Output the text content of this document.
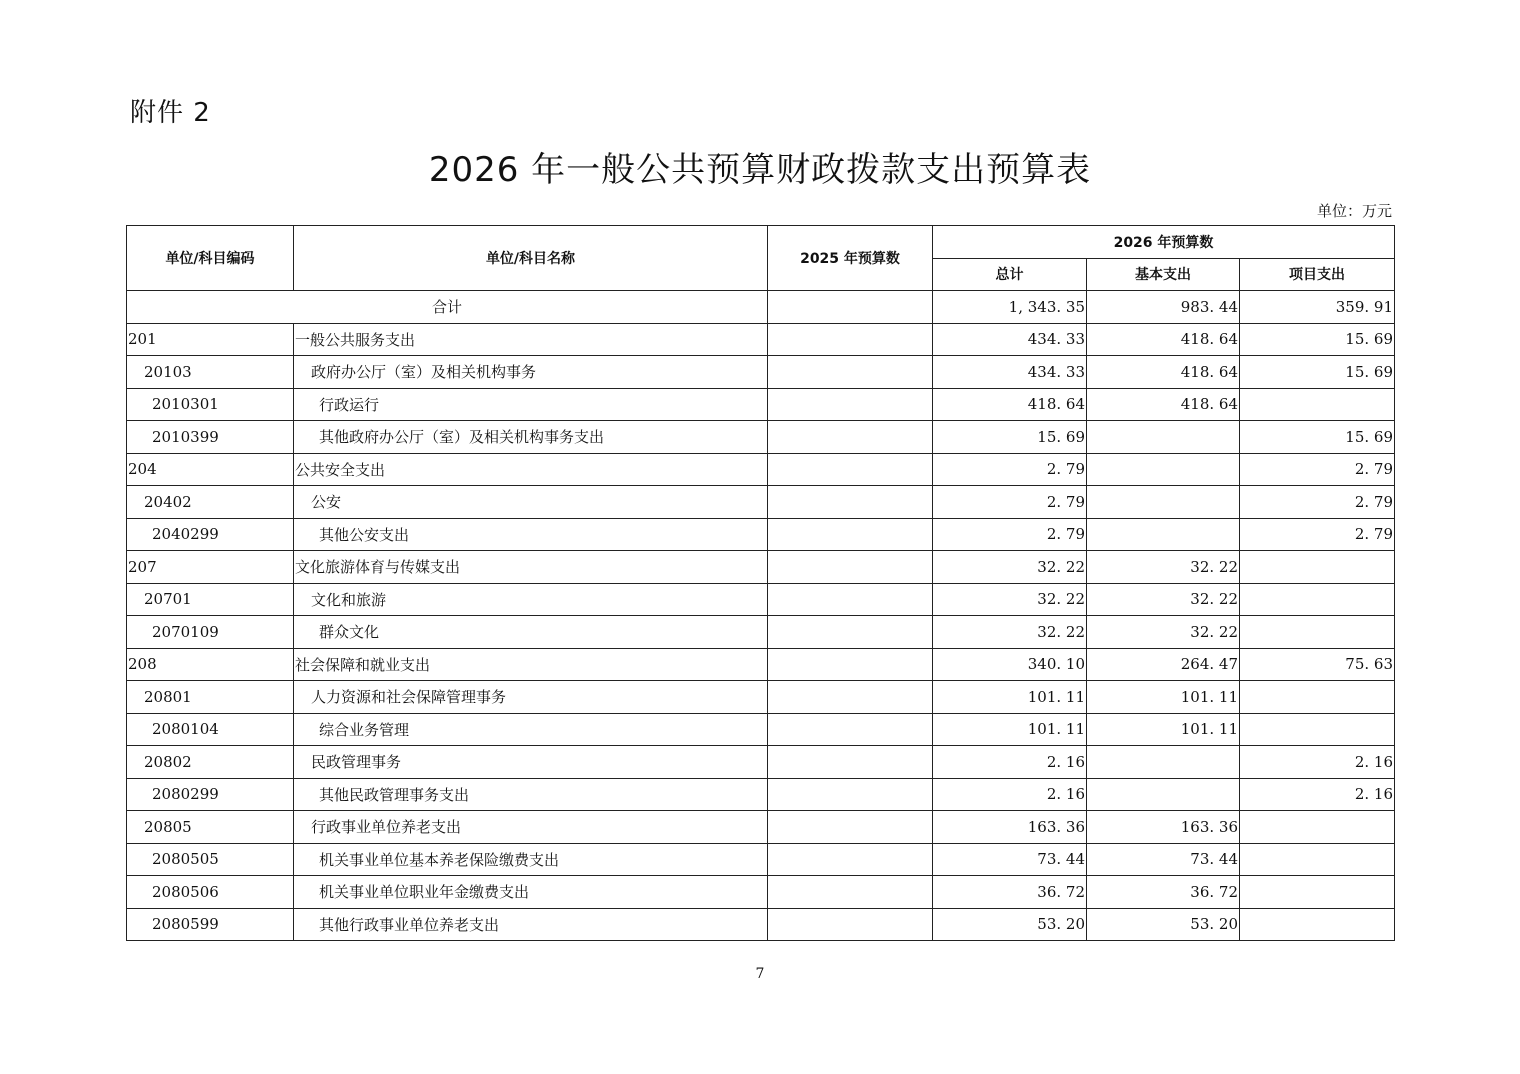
附件 2
2026 年一般公共预算财政拨款支出预算表
单位：万元
单位/科目编码	单位/科目名称	2025 年预算数	2026 年预算数		
			总计	基本支出	项目支出
合计			1, 343. 35	983. 44	359. 91
201	一般公共服务支出		434. 33	418. 64	15. 69
20103	政府办公厅（室）及相关机构事务		434. 33	418. 64	15. 69
2010301	行政运行		418. 64	418. 64	
2010399	其他政府办公厅（室）及相关机构事务支出		15. 69		15. 69
204	公共安全支出		2. 79		2. 79
20402	公安		2. 79		2. 79
2040299	其他公安支出		2. 79		2. 79
207	文化旅游体育与传媒支出		32. 22	32. 22	
20701	文化和旅游		32. 22	32. 22	
2070109	群众文化		32. 22	32. 22	
208	社会保障和就业支出		340. 10	264. 47	75. 63
20801	人力资源和社会保障管理事务		101. 11	101. 11	
2080104	综合业务管理		101. 11	101. 11	
20802	民政管理事务		2. 16		2. 16
2080299	其他民政管理事务支出		2. 16		2. 16
20805	行政事业单位养老支出		163. 36	163. 36	
2080505	机关事业单位基本养老保险缴费支出		73. 44	73. 44	
2080506	机关事业单位职业年金缴费支出		36. 72	36. 72	
2080599	其他行政事业单位养老支出		53. 20	53. 20	
7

Exercise aim: Transcribe every record above exactly as written, leaving out any pictures.

Answer to this problem:
Output the text content of this document.
附件 2
2026 年一般公共预算财政拨款支出预算表
单位：万元
单位/科目编码	单位/科目名称	2025 年预算数	2026 年预算数		
			总计	基本支出	项目支出
合计			1, 343. 35	983. 44	359. 91
201	一般公共服务支出		434. 33	418. 64	15. 69
20103	政府办公厅（室）及相关机构事务		434. 33	418. 64	15. 69
2010301	行政运行		418. 64	418. 64	
2010399	其他政府办公厅（室）及相关机构事务支出		15. 69		15. 69
204	公共安全支出		2. 79		2. 79
20402	公安		2. 79		2. 79
2040299	其他公安支出		2. 79		2. 79
207	文化旅游体育与传媒支出		32. 22	32. 22	
20701	文化和旅游		32. 22	32. 22	
2070109	群众文化		32. 22	32. 22	
208	社会保障和就业支出		340. 10	264. 47	75. 63
20801	人力资源和社会保障管理事务		101. 11	101. 11	
2080104	综合业务管理		101. 11	101. 11	
20802	民政管理事务		2. 16		2. 16
2080299	其他民政管理事务支出		2. 16		2. 16
20805	行政事业单位养老支出		163. 36	163. 36	
2080505	机关事业单位基本养老保险缴费支出		73. 44	73. 44	
2080506	机关事业单位职业年金缴费支出		36. 72	36. 72	
2080599	其他行政事业单位养老支出		53. 20	53. 20	
7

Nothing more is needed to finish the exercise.